[start]
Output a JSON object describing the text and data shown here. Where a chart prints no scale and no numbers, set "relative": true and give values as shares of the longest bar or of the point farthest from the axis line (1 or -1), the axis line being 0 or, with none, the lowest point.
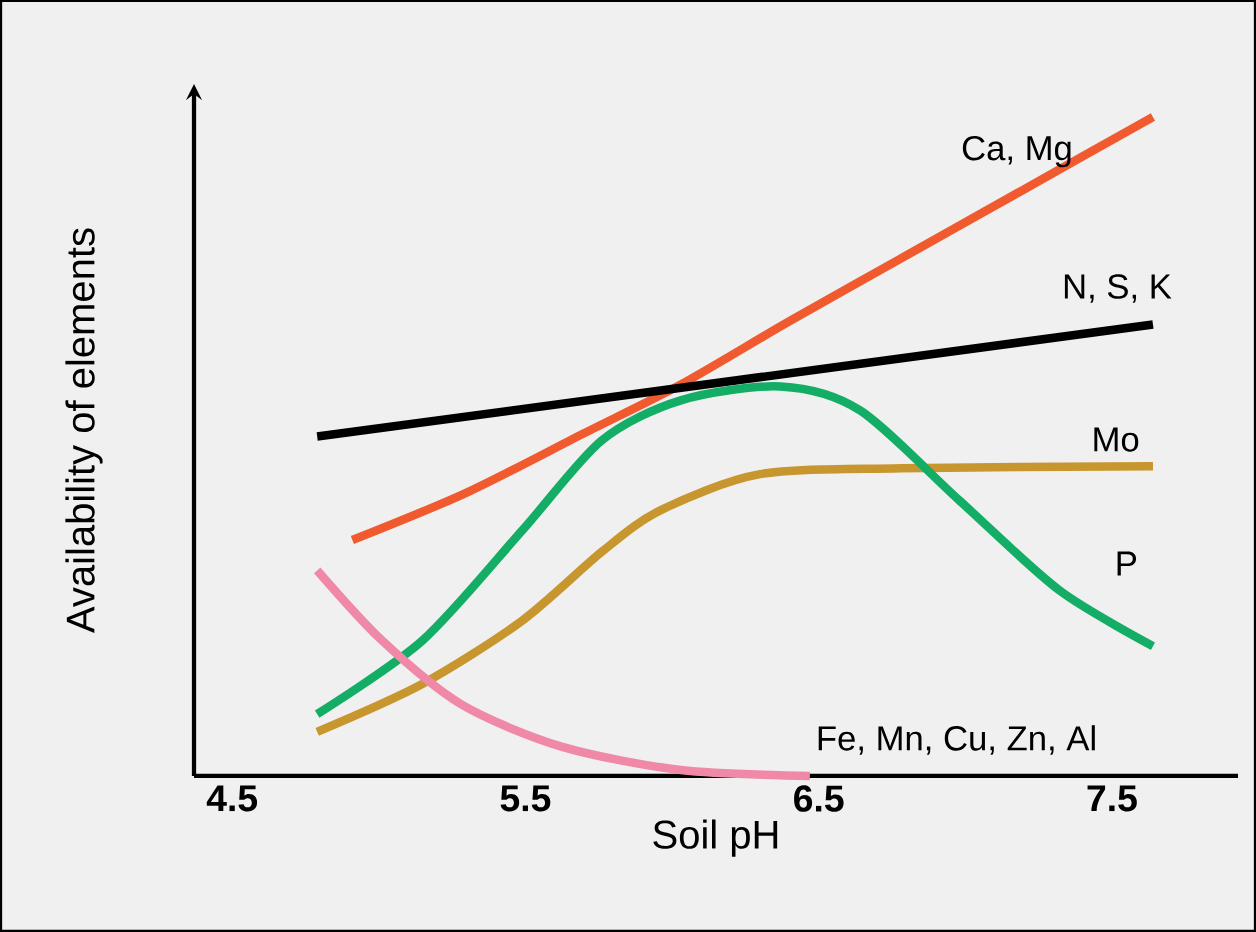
{
  "chart_data": {
    "type": "line",
    "xlabel": "Soil pH",
    "ylabel": "Availability of elements",
    "relative": true,
    "xlim": [
      4.37,
      7.93
    ],
    "xticks": [
      4.5,
      5.5,
      6.5,
      7.5
    ],
    "grid": false,
    "legend": false,
    "marker": "none",
    "line_style": "solid",
    "series": [
      {
        "name": "Ca, Mg",
        "color": "#f15a2e",
        "x": [
          4.91,
          5.3,
          5.7,
          6.03,
          6.4,
          6.8,
          7.2,
          7.64
        ],
        "values": [
          0.358,
          0.43,
          0.52,
          0.594,
          0.69,
          0.79,
          0.89,
          1.0
        ]
      },
      {
        "name": "N, S, K",
        "color": "#000000",
        "x": [
          4.79,
          7.64
        ],
        "values": [
          0.515,
          0.685
        ]
      },
      {
        "name": "Mo",
        "color": "#c8962f",
        "x": [
          4.79,
          5.15,
          5.49,
          5.76,
          5.96,
          6.3,
          6.78,
          7.64
        ],
        "values": [
          0.067,
          0.14,
          0.236,
          0.34,
          0.403,
          0.458,
          0.467,
          0.47
        ]
      },
      {
        "name": "P",
        "color": "#13ad66",
        "x": [
          4.79,
          5.15,
          5.49,
          5.76,
          6.03,
          6.37,
          6.64,
          6.98,
          7.32,
          7.64
        ],
        "values": [
          0.094,
          0.206,
          0.373,
          0.509,
          0.57,
          0.591,
          0.555,
          0.418,
          0.282,
          0.197
        ]
      },
      {
        "name": "Fe, Mn, Cu, Zn, Al",
        "color": "#f088a8",
        "x": [
          4.79,
          5.01,
          5.28,
          5.62,
          6.03,
          6.47
        ],
        "values": [
          0.312,
          0.206,
          0.109,
          0.045,
          0.009,
          0.0
        ]
      }
    ]
  }
}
[end]
> **Task details**
Which lines contain the word "none"? Copy each one.

> **Worked solution**
Output a JSON object describing the text and data shown here. Where a chart prints no scale and no numbers, set "relative": true and give values as shares of the longest bar or of the point farthest from the axis line (1 or -1), the axis line being 0 or, with none, the lowest point.
    "marker": "none",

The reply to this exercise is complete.